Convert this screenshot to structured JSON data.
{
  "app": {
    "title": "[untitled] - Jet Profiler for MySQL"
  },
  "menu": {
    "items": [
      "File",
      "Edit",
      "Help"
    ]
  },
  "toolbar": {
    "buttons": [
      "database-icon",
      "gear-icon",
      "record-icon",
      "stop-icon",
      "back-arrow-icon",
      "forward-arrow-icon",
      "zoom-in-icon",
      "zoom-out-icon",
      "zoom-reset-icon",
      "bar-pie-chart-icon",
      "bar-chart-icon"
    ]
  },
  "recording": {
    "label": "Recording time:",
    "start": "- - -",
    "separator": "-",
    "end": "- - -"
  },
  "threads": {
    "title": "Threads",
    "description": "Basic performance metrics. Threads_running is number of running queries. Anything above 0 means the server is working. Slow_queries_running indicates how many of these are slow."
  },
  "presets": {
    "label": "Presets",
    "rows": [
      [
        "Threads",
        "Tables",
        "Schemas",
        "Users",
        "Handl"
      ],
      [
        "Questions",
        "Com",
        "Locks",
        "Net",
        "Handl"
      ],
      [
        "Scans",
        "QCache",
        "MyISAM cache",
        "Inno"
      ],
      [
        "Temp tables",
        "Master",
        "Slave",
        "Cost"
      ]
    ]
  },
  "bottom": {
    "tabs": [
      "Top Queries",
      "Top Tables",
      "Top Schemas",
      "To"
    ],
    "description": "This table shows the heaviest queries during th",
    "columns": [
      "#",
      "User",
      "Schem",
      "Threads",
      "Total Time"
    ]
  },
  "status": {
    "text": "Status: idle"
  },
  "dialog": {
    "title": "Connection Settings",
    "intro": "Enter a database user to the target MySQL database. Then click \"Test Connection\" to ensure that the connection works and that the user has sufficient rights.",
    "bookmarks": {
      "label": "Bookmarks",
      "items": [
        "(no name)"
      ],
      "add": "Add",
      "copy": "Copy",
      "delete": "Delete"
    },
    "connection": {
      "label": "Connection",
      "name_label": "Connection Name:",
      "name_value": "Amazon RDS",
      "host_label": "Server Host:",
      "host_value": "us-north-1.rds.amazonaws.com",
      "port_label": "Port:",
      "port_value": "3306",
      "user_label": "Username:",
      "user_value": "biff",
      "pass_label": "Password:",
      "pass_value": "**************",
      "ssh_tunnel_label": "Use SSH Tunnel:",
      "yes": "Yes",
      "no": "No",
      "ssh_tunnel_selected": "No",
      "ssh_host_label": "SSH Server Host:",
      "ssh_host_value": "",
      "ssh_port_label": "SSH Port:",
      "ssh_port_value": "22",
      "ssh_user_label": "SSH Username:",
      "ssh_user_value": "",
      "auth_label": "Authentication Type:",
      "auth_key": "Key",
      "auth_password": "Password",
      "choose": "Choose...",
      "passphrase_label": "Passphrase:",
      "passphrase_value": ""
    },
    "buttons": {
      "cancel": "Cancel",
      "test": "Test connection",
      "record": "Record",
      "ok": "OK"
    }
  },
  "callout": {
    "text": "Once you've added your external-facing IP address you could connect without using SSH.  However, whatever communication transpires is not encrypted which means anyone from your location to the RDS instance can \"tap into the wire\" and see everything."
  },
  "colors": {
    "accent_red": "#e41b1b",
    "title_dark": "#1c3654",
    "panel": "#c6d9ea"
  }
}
━━━━━━━━━━━━━━━━━━━━━━━━━━━━━━
Write out the whole listing again. Match it word for word.

§ Response to this exercise:
Convert this screenshot to structured JSON data.
{
  "app": {
    "title": "[untitled] - Jet Profiler for MySQL"
  },
  "menu": {
    "items": [
      "File",
      "Edit",
      "Help"
    ]
  },
  "toolbar": {
    "buttons": [
      "database-icon",
      "gear-icon",
      "record-icon",
      "stop-icon",
      "back-arrow-icon",
      "forward-arrow-icon",
      "zoom-in-icon",
      "zoom-out-icon",
      "zoom-reset-icon",
      "bar-pie-chart-icon",
      "bar-chart-icon"
    ]
  },
  "recording": {
    "label": "Recording time:",
    "start": "- - -",
    "separator": "-",
    "end": "- - -"
  },
  "threads": {
    "title": "Threads",
    "description": "Basic performance metrics. Threads_running is number of running queries. Anything above 0 means the server is working. Slow_queries_running indicates how many of these are slow."
  },
  "presets": {
    "label": "Presets",
    "rows": [
      [
        "Threads",
        "Tables",
        "Schemas",
        "Users",
        "Handl"
      ],
      [
        "Questions",
        "Com",
        "Locks",
        "Net",
        "Handl"
      ],
      [
        "Scans",
        "QCache",
        "MyISAM cache",
        "Inno"
      ],
      [
        "Temp tables",
        "Master",
        "Slave",
        "Cost"
      ]
    ]
  },
  "bottom": {
    "tabs": [
      "Top Queries",
      "Top Tables",
      "Top Schemas",
      "To"
    ],
    "description": "This table shows the heaviest queries during th",
    "columns": [
      "#",
      "User",
      "Schem",
      "Threads",
      "Total Time"
    ]
  },
  "status": {
    "text": "Status: idle"
  },
  "dialog": {
    "title": "Connection Settings",
    "intro": "Enter a database user to the target MySQL database. Then click \"Test Connection\" to ensure that the connection works and that the user has sufficient rights.",
    "bookmarks": {
      "label": "Bookmarks",
      "items": [
        "(no name)"
      ],
      "add": "Add",
      "copy": "Copy",
      "delete": "Delete"
    },
    "connection": {
      "label": "Connection",
      "name_label": "Connection Name:",
      "name_value": "Amazon RDS",
      "host_label": "Server Host:",
      "host_value": "us-north-1.rds.amazonaws.com",
      "port_label": "Port:",
      "port_value": "3306",
      "user_label": "Username:",
      "user_value": "biff",
      "pass_label": "Password:",
      "pass_value": "**************",
      "ssh_tunnel_label": "Use SSH Tunnel:",
      "yes": "Yes",
      "no": "No",
      "ssh_tunnel_selected": "No",
      "ssh_host_label": "SSH Server Host:",
      "ssh_host_value": "",
      "ssh_port_label": "SSH Port:",
      "ssh_port_value": "22",
      "ssh_user_label": "SSH Username:",
      "ssh_user_value": "",
      "auth_label": "Authentication Type:",
      "auth_key": "Key",
      "auth_password": "Password",
      "choose": "Choose...",
      "passphrase_label": "Passphrase:",
      "passphrase_value": ""
    },
    "buttons": {
      "cancel": "Cancel",
      "test": "Test connection",
      "record": "Record",
      "ok": "OK"
    }
  },
  "callout": {
    "text": "Once you've added your external-facing IP address you could connect without using SSH.  However, whatever communication transpires is not encrypted which means anyone from your location to the RDS instance can \"tap into the wire\" and see everything."
  },
  "colors": {
    "accent_red": "#e41b1b",
    "title_dark": "#1c3654",
    "panel": "#c6d9ea"
  }
}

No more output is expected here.